Written instruction -
Please copy all of these items again, swapping each "completed" for "finished" and changing nothing else. Leave out the pictures.
◆ ◆ ◆
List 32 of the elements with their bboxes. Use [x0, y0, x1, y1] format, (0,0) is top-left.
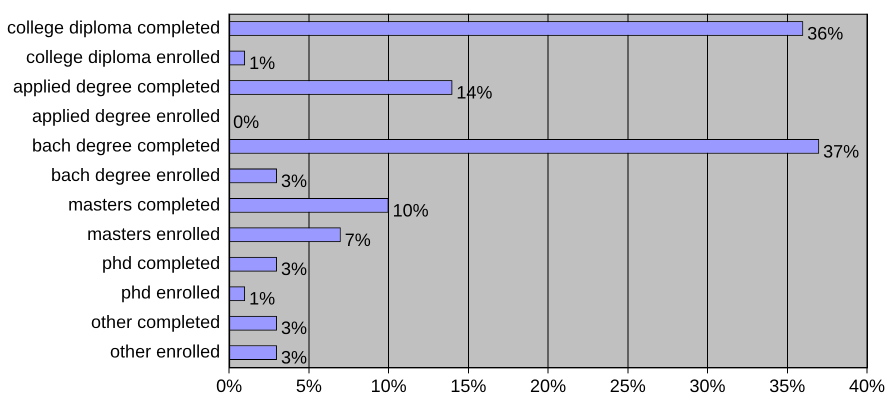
x-tick-label: 35%: [769, 376, 806, 396]
data-label: 0%: [233, 112, 260, 132]
y-tick-label: masters enrolled: [87, 224, 220, 244]
data-label: 7%: [344, 230, 371, 250]
y-tick-label: other completed: [91, 312, 220, 332]
x-tick-label: 15%: [450, 376, 486, 396]
data-label: 3%: [280, 318, 307, 338]
data-label: 10%: [392, 200, 429, 220]
x-tick-label: 5%: [296, 376, 322, 396]
y-tick-label: phd completed: [102, 253, 220, 274]
y-tick-label: college diploma enrolled: [26, 46, 220, 67]
data-label: 3%: [280, 259, 307, 280]
y-tick-label: bach degree enrolled: [50, 164, 220, 185]
y-tick-label: phd enrolled: [121, 282, 220, 303]
x-tick-label: 40%: [848, 376, 886, 396]
data-label: 1%: [249, 52, 276, 73]
data-label: 1%: [249, 288, 276, 309]
data-label: 3%: [280, 170, 307, 191]
x-tick-label: 30%: [690, 376, 726, 396]
y-tick-label: applied degree completed: [12, 76, 220, 96]
x-tick-label: 20%: [530, 376, 566, 396]
x-tick-label: 10%: [370, 376, 407, 396]
y-tick-label: applied degree enrolled: [32, 106, 220, 126]
data-label: 37%: [823, 141, 860, 162]
y-tick-label: bach degree completed: [32, 135, 220, 156]
data-label: 36%: [807, 24, 844, 44]
y-tick-label: other enrolled: [110, 342, 220, 362]
data-label: 3%: [280, 348, 307, 368]
y-tick-label: college diploma completed: [6, 18, 220, 38]
y-tick-label: masters completed: [68, 194, 220, 214]
x-tick-label: 25%: [610, 376, 646, 396]
x-tick-label: 0%: [216, 376, 242, 396]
◆ ◆ ◆
The completed task -
List 32 of the elements with their bboxes. Use [x0, y0, x1, y1] format, (0,0) is top-left.
x-tick-label: 35%: [769, 376, 806, 396]
data-label: 0%: [233, 112, 260, 132]
y-tick-label: masters enrolled: [87, 224, 220, 244]
data-label: 7%: [344, 230, 371, 250]
y-tick-label: other finished: [91, 312, 220, 332]
x-tick-label: 15%: [450, 376, 486, 396]
data-label: 3%: [280, 318, 307, 338]
data-label: 10%: [392, 200, 429, 220]
x-tick-label: 5%: [296, 376, 322, 396]
y-tick-label: phd finished: [102, 253, 220, 274]
y-tick-label: college diploma enrolled: [26, 46, 220, 67]
data-label: 3%: [280, 259, 307, 280]
y-tick-label: bach degree enrolled: [50, 164, 220, 185]
y-tick-label: phd enrolled: [121, 282, 220, 303]
x-tick-label: 40%: [848, 376, 886, 396]
data-label: 1%: [249, 52, 276, 73]
data-label: 1%: [249, 288, 276, 309]
data-label: 3%: [280, 170, 307, 191]
x-tick-label: 30%: [690, 376, 726, 396]
y-tick-label: applied degree finished: [12, 76, 220, 96]
x-tick-label: 20%: [530, 376, 566, 396]
x-tick-label: 10%: [370, 376, 407, 396]
y-tick-label: applied degree enrolled: [32, 106, 220, 126]
data-label: 37%: [823, 141, 860, 162]
y-tick-label: bach degree finished: [32, 135, 220, 156]
data-label: 36%: [807, 24, 844, 44]
y-tick-label: other enrolled: [110, 342, 220, 362]
data-label: 3%: [280, 348, 307, 368]
y-tick-label: college diploma finished: [6, 18, 220, 38]
y-tick-label: masters finished: [68, 194, 220, 214]
x-tick-label: 25%: [610, 376, 646, 396]
x-tick-label: 0%: [216, 376, 242, 396]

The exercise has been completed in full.